__A run of records__
•••••
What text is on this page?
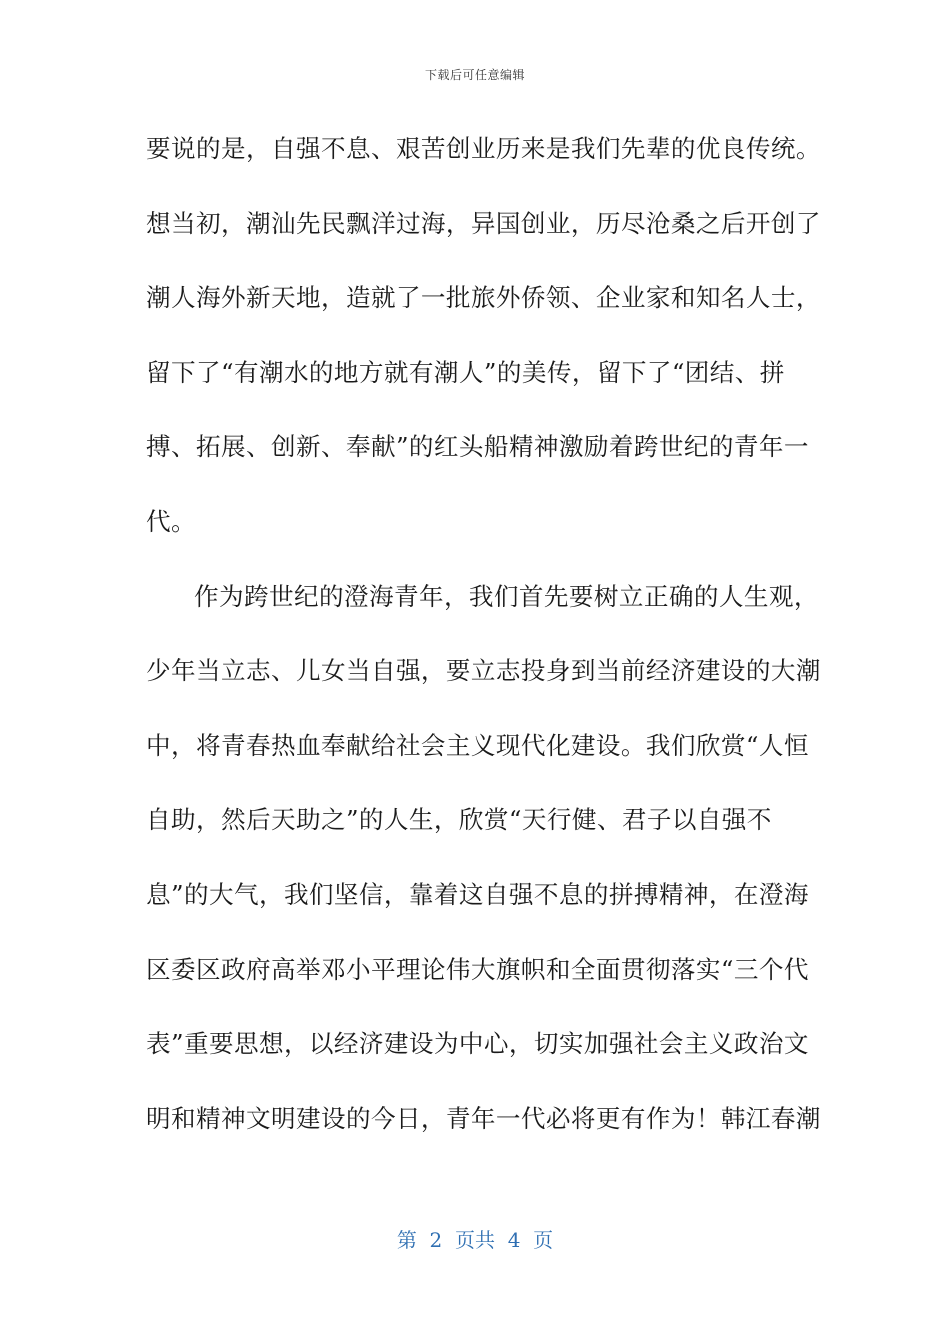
下载后可任意编辑
要说的是，自强不息、艰苦创业历来是我们先辈的优良传统。
想当初，潮汕先民飘洋过海，异国创业，历尽沧桑之后开创了
潮人海外新天地，造就了一批旅外侨领、企业家和知名人士，
留下了“有潮水的地方就有潮人”的美传，留下了“团结、拼
搏、拓展、创新、奉献”的红头船精神激励着跨世纪的青年一
代。
作为跨世纪的澄海青年，我们首先要树立正确的人生观，
少年当立志、儿女当自强，要立志投身到当前经济建设的大潮
中，将青春热血奉献给社会主义现代化建设。我们欣赏“人恒
自助，然后天助之”的人生，欣赏“天行健、君子以自强不
息”的大气，我们坚信，靠着这自强不息的拼搏精神，在澄海
区委区政府高举邓小平理论伟大旗帜和全面贯彻落实“三个代
表”重要思想，以经济建设为中心，切实加强社会主义政治文
明和精神文明建设的今日，青年一代必将更有作为！韩江春潮
第  2  页共  4  页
•••••
__Problem__
Take the listing and print it again exactly, but without any pictures.

__The response__
What text is on this page?
下载后可任意编辑
要说的是，自强不息、艰苦创业历来是我们先辈的优良传统。
想当初，潮汕先民飘洋过海，异国创业，历尽沧桑之后开创了
潮人海外新天地，造就了一批旅外侨领、企业家和知名人士，
留下了“有潮水的地方就有潮人”的美传，留下了“团结、拼
搏、拓展、创新、奉献”的红头船精神激励着跨世纪的青年一
代。
作为跨世纪的澄海青年，我们首先要树立正确的人生观，
少年当立志、儿女当自强，要立志投身到当前经济建设的大潮
中，将青春热血奉献给社会主义现代化建设。我们欣赏“人恒
自助，然后天助之”的人生，欣赏“天行健、君子以自强不
息”的大气，我们坚信，靠着这自强不息的拼搏精神，在澄海
区委区政府高举邓小平理论伟大旗帜和全面贯彻落实“三个代
表”重要思想，以经济建设为中心，切实加强社会主义政治文
明和精神文明建设的今日，青年一代必将更有作为！韩江春潮
第  2  页共  4  页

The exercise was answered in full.